EXERCISE PROMPT
From the entries that follow, gather each line holding the word "Bangalore".

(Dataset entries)

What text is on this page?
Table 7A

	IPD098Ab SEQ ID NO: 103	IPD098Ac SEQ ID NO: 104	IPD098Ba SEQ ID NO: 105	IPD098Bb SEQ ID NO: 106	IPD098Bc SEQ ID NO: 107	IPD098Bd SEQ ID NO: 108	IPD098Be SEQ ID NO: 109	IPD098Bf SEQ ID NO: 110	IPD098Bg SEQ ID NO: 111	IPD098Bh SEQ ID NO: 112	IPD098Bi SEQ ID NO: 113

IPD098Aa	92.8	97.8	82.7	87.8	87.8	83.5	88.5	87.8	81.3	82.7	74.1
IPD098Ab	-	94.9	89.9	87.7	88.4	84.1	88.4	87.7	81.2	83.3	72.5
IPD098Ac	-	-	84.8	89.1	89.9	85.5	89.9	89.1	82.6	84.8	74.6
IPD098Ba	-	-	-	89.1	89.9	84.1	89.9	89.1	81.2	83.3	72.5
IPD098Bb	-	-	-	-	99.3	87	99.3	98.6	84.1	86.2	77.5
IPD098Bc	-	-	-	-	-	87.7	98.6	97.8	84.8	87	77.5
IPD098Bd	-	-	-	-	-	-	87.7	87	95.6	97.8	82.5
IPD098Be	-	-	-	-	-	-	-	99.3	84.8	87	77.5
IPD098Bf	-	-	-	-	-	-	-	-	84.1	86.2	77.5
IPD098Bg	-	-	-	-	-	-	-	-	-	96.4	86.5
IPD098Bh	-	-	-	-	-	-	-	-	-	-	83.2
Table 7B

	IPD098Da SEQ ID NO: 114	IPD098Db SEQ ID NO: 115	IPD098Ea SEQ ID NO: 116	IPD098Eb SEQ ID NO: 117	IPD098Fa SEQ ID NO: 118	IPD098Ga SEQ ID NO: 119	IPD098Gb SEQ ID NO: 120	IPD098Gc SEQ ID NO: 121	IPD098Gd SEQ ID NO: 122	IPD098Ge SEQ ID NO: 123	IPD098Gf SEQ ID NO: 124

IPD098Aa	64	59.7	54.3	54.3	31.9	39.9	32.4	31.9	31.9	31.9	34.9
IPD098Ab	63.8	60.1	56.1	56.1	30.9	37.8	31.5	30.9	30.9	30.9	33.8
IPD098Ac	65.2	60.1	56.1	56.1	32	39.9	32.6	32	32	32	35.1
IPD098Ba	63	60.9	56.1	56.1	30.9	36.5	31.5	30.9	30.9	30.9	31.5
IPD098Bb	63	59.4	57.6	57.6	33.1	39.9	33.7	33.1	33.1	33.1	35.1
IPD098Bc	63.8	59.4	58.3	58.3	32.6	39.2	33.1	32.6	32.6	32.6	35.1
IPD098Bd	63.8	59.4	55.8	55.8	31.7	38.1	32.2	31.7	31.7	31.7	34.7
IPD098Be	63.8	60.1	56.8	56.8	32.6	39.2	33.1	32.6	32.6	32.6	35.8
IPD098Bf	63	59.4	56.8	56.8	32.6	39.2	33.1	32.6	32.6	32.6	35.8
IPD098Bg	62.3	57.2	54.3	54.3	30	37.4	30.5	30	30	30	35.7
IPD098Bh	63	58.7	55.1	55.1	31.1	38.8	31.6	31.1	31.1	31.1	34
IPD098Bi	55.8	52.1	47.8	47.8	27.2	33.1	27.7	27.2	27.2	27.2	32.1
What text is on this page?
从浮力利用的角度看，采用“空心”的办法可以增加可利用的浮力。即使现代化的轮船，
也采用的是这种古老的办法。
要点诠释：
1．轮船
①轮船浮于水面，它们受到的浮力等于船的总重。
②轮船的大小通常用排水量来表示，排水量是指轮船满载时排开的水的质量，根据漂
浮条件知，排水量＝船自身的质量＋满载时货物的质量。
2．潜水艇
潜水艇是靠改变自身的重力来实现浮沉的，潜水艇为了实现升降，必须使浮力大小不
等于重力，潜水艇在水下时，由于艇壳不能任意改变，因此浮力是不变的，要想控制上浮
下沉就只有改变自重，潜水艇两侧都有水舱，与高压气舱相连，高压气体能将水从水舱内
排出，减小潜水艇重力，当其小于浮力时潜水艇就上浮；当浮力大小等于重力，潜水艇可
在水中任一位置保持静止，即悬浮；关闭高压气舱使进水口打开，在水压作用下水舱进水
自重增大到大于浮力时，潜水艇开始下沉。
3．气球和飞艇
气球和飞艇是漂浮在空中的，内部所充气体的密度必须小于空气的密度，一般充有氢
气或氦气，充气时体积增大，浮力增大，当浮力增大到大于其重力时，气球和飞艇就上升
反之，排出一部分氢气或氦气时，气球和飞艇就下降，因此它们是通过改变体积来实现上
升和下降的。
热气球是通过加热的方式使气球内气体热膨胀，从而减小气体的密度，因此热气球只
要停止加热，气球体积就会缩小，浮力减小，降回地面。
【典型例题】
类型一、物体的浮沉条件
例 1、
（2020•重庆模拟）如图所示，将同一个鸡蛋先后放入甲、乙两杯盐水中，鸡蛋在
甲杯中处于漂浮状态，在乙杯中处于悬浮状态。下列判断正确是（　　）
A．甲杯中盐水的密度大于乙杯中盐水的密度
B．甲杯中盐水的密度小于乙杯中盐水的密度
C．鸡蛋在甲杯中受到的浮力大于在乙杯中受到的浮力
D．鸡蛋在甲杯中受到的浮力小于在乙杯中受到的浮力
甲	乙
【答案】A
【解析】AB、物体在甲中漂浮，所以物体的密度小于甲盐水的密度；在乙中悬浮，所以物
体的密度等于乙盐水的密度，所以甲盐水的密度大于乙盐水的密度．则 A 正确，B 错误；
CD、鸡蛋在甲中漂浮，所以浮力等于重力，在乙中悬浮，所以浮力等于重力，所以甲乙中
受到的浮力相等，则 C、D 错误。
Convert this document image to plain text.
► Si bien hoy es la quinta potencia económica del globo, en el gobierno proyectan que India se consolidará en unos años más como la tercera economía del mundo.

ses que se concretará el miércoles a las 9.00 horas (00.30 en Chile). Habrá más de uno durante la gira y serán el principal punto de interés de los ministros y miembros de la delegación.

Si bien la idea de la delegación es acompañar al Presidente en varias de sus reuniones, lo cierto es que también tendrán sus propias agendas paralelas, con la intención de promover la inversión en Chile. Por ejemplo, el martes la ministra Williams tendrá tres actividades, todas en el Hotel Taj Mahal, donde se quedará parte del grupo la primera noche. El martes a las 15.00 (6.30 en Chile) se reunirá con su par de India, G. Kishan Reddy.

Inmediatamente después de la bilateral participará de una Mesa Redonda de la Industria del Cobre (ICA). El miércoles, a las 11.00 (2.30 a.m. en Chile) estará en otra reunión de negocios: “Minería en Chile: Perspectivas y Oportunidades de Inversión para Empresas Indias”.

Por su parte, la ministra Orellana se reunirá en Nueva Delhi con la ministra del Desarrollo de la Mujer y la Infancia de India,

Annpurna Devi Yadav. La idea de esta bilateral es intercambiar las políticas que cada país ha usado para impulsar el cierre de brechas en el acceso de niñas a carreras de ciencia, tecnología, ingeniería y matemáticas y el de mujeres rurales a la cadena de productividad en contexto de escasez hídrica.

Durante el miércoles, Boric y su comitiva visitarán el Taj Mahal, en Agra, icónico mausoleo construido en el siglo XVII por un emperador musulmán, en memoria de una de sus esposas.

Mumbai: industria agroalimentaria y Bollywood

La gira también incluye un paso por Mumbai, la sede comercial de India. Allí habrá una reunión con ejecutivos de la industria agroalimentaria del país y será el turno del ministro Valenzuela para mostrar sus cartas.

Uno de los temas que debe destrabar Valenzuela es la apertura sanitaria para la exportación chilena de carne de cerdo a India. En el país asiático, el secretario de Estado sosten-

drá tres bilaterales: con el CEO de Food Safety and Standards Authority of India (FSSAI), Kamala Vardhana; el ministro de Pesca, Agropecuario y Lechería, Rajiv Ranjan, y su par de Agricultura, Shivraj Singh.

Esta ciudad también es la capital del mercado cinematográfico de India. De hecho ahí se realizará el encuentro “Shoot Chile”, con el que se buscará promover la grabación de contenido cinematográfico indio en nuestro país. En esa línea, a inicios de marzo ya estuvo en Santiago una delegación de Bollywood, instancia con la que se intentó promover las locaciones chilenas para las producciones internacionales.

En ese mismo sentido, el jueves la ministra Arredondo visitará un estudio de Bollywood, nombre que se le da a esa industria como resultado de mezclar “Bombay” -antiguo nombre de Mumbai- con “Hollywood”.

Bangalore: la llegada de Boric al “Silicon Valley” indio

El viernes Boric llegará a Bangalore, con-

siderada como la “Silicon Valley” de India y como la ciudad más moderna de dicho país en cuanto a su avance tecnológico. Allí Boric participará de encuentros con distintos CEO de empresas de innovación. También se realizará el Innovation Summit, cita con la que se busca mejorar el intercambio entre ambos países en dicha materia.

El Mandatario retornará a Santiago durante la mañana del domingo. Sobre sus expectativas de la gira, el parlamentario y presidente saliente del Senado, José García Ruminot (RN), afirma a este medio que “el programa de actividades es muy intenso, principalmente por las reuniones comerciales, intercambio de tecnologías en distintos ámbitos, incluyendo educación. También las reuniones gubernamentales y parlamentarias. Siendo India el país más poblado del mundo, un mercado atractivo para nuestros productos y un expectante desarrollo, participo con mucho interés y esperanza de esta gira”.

FULL RESPONSE
Bangalore: la llegada de Boric al “Silicon Valley” indio
El viernes Boric llegará a Bangalore, con-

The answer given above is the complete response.